OBJECTIVE: What follows is a set of records; restate each one word for word and drop the pictures.

RECORDS SUPPLIED:
___

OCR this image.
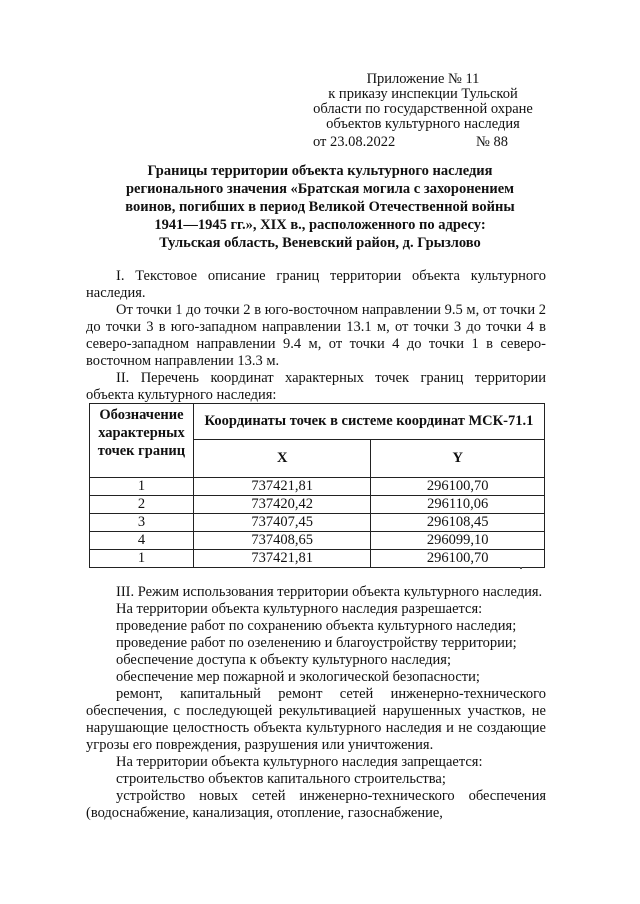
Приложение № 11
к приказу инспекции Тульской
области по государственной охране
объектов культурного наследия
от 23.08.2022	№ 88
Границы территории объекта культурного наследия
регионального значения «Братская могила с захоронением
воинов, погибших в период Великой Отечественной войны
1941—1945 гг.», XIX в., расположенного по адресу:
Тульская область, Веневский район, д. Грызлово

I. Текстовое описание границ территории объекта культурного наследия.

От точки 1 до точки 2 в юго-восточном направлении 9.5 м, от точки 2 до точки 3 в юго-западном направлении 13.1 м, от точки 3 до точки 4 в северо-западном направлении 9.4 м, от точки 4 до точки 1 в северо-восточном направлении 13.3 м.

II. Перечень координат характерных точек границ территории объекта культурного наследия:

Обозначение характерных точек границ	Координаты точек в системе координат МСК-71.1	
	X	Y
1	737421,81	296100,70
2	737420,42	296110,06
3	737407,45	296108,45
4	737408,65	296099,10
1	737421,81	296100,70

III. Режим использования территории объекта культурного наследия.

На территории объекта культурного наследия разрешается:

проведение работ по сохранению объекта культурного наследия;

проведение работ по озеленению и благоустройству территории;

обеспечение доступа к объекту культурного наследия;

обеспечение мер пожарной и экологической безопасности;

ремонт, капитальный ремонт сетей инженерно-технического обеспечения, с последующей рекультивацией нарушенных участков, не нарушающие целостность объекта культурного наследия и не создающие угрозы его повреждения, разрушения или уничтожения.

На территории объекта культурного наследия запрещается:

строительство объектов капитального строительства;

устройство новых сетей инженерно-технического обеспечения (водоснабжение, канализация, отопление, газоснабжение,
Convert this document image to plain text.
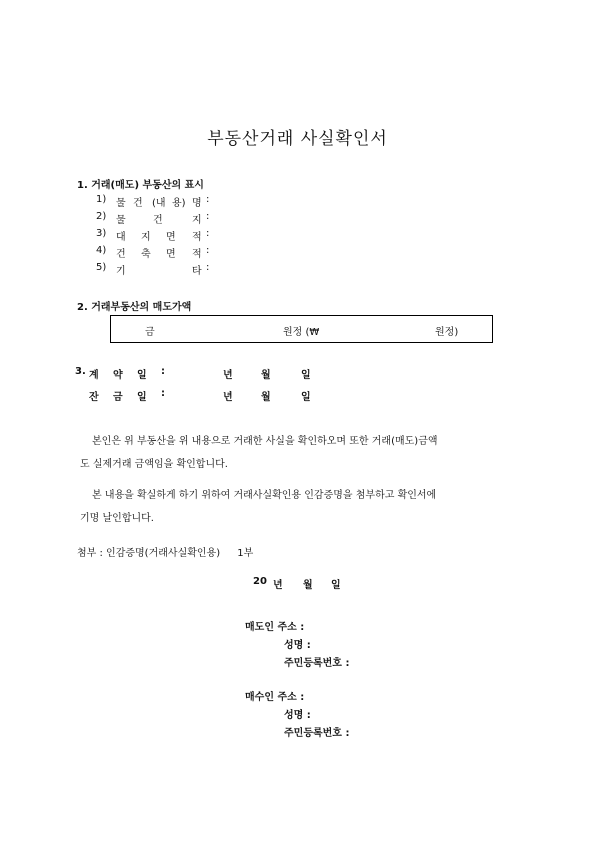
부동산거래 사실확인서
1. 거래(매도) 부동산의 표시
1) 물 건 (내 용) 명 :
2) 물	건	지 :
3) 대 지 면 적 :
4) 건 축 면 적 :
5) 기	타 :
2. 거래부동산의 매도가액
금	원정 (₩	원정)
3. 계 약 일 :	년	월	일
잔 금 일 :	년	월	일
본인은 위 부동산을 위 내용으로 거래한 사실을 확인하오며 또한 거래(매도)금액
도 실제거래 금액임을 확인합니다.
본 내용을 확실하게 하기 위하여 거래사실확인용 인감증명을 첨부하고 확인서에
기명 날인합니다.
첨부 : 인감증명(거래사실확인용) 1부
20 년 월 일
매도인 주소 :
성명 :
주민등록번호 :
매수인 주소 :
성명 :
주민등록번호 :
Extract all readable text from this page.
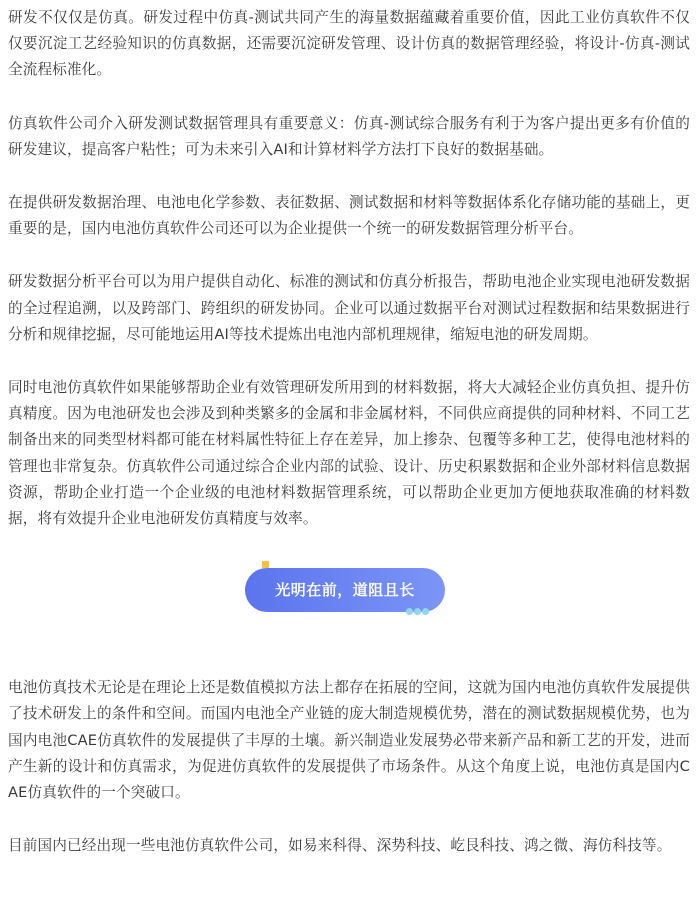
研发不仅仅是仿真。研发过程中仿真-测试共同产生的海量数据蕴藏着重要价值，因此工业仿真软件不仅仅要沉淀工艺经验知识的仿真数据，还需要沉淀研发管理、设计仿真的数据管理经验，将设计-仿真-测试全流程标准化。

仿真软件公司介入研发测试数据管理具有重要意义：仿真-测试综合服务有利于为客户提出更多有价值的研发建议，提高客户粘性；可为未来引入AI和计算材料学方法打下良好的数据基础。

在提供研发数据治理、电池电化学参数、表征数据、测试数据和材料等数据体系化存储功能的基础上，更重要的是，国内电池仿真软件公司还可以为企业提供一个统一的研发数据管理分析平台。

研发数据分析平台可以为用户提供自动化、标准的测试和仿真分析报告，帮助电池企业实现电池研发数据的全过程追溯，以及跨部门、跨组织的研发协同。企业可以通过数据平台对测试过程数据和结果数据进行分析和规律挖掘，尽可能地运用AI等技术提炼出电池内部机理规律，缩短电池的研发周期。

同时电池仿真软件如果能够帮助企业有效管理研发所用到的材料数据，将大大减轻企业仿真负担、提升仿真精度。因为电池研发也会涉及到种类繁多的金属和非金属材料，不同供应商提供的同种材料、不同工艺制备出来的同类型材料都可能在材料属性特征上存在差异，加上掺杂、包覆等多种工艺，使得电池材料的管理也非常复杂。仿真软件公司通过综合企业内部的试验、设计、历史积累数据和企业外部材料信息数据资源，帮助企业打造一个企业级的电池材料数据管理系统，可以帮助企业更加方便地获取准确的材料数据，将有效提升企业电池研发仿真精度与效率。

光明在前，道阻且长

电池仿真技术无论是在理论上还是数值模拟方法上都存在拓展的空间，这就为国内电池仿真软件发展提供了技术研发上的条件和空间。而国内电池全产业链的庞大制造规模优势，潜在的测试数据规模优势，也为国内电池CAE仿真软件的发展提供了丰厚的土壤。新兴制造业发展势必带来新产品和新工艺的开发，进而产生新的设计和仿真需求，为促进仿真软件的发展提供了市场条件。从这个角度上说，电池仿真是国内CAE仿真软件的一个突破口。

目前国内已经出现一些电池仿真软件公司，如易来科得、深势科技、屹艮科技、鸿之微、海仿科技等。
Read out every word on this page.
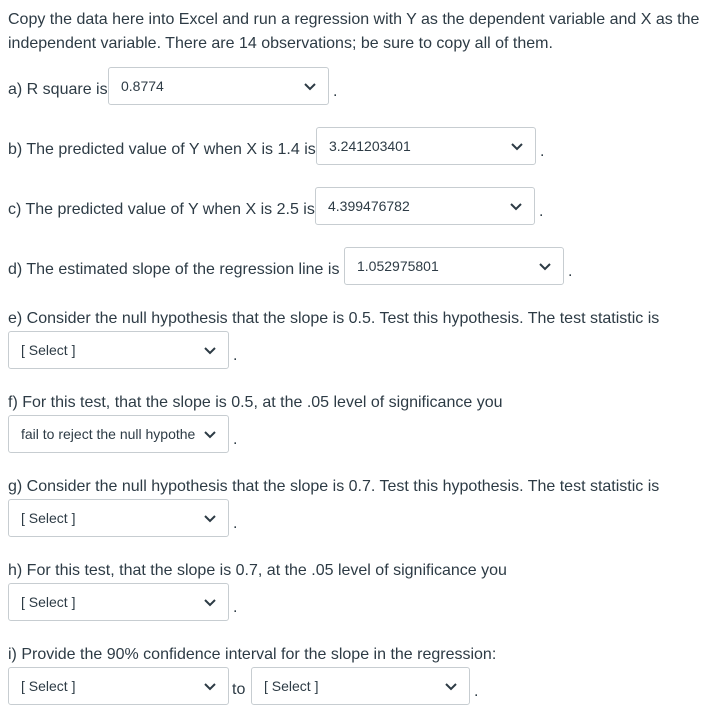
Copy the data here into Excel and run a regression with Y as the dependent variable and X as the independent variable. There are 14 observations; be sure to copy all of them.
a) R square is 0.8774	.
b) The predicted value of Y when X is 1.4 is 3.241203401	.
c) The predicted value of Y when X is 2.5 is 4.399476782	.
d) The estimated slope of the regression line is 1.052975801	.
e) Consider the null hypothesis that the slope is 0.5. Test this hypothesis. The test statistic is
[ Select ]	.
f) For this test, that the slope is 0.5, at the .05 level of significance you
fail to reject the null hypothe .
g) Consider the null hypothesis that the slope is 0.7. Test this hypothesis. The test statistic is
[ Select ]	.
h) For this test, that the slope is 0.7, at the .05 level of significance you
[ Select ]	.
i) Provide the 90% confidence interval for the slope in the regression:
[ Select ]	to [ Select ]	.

___

WRITTEN SOLUTION:
OCR this image.
Приложение № 11
к приказу инспекции Тульской
области по государственной охране
объектов культурного наследия
от 23.08.2022	№ 88
Границы территории объекта культурного наследия
регионального значения «Братская могила с захоронением
воинов, погибших в период Великой Отечественной войны
1941—1945 гг.», XIX в., расположенного по адресу:
Тульская область, Веневский район, д. Грызлово

I. Текстовое описание границ территории объекта культурного наследия.

От точки 1 до точки 2 в юго-восточном направлении 9.5 м, от точки 2 до точки 3 в юго-западном направлении 13.1 м, от точки 3 до точки 4 в северо-западном направлении 9.4 м, от точки 4 до точки 1 в северо-восточном направлении 13.3 м.

II. Перечень координат характерных точек границ территории объекта культурного наследия:

Обозначение характерных точек границ	Координаты точек в системе координат МСК-71.1	
	X	Y
1	737421,81	296100,70
2	737420,42	296110,06
3	737407,45	296108,45
4	737408,65	296099,10
1	737421,81	296100,70

III. Режим использования территории объекта культурного наследия.

На территории объекта культурного наследия разрешается:

проведение работ по сохранению объекта культурного наследия;

проведение работ по озеленению и благоустройству территории;

обеспечение доступа к объекту культурного наследия;

обеспечение мер пожарной и экологической безопасности;

ремонт, капитальный ремонт сетей инженерно-технического обеспечения, с последующей рекультивацией нарушенных участков, не нарушающие целостность объекта культурного наследия и не создающие угрозы его повреждения, разрушения или уничтожения.

На территории объекта культурного наследия запрещается:

строительство объектов капитального строительства;

устройство новых сетей инженерно-технического обеспечения (водоснабжение, канализация, отопление, газоснабжение,
Convert this document image to plain text.
부동산거래 사실확인서
1. 거래(매도) 부동산의 표시
1) 물 건 (내 용) 명 :
2) 물	건	지 :
3) 대 지 면 적 :
4) 건 축 면 적 :
5) 기	타 :
2. 거래부동산의 매도가액
금	원정 (₩	원정)
3. 계 약 일 :	년	월	일
잔 금 일 :	년	월	일
본인은 위 부동산을 위 내용으로 거래한 사실을 확인하오며 또한 거래(매도)금액
도 실제거래 금액임을 확인합니다.
본 내용을 확실하게 하기 위하여 거래사실확인용 인감증명을 첨부하고 확인서에
기명 날인합니다.
첨부 : 인감증명(거래사실확인용) 1부
20 년 월 일
매도인 주소 :
성명 :
주민등록번호 :
매수인 주소 :
성명 :
주민등록번호 :
Extract all readable text from this page.
研发不仅仅是仿真。研发过程中仿真-测试共同产生的海量数据蕴藏着重要价值，因此工业仿真软件不仅仅要沉淀工艺经验知识的仿真数据，还需要沉淀研发管理、设计仿真的数据管理经验，将设计-仿真-测试全流程标准化。

仿真软件公司介入研发测试数据管理具有重要意义：仿真-测试综合服务有利于为客户提出更多有价值的研发建议，提高客户粘性；可为未来引入AI和计算材料学方法打下良好的数据基础。

在提供研发数据治理、电池电化学参数、表征数据、测试数据和材料等数据体系化存储功能的基础上，更重要的是，国内电池仿真软件公司还可以为企业提供一个统一的研发数据管理分析平台。

研发数据分析平台可以为用户提供自动化、标准的测试和仿真分析报告，帮助电池企业实现电池研发数据的全过程追溯，以及跨部门、跨组织的研发协同。企业可以通过数据平台对测试过程数据和结果数据进行分析和规律挖掘，尽可能地运用AI等技术提炼出电池内部机理规律，缩短电池的研发周期。

同时电池仿真软件如果能够帮助企业有效管理研发所用到的材料数据，将大大减轻企业仿真负担、提升仿真精度。因为电池研发也会涉及到种类繁多的金属和非金属材料，不同供应商提供的同种材料、不同工艺制备出来的同类型材料都可能在材料属性特征上存在差异，加上掺杂、包覆等多种工艺，使得电池材料的管理也非常复杂。仿真软件公司通过综合企业内部的试验、设计、历史积累数据和企业外部材料信息数据资源，帮助企业打造一个企业级的电池材料数据管理系统，可以帮助企业更加方便地获取准确的材料数据，将有效提升企业电池研发仿真精度与效率。

光明在前，道阻且长

电池仿真技术无论是在理论上还是数值模拟方法上都存在拓展的空间，这就为国内电池仿真软件发展提供了技术研发上的条件和空间。而国内电池全产业链的庞大制造规模优势，潜在的测试数据规模优势，也为国内电池CAE仿真软件的发展提供了丰厚的土壤。新兴制造业发展势必带来新产品和新工艺的开发，进而产生新的设计和仿真需求，为促进仿真软件的发展提供了市场条件。从这个角度上说，电池仿真是国内CAE仿真软件的一个突破口。

目前国内已经出现一些电池仿真软件公司，如易来科得、深势科技、屹艮科技、鸿之微、海仿科技等。
Read out every word on this page.
Copy the data here into Excel and run a regression with Y as the dependent variable and X as the independent variable. There are 14 observations; be sure to copy all of them.
a) R square is 0.8774	.
b) The predicted value of Y when X is 1.4 is 3.241203401	.
c) The predicted value of Y when X is 2.5 is 4.399476782	.
d) The estimated slope of the regression line is 1.052975801	.
e) Consider the null hypothesis that the slope is 0.5. Test this hypothesis. The test statistic is
[ Select ]	.
f) For this test, that the slope is 0.5, at the .05 level of significance you
fail to reject the null hypothe .
g) Consider the null hypothesis that the slope is 0.7. Test this hypothesis. The test statistic is
[ Select ]	.
h) For this test, that the slope is 0.7, at the .05 level of significance you
[ Select ]	.
i) Provide the 90% confidence interval for the slope in the regression:
[ Select ]	to [ Select ]	.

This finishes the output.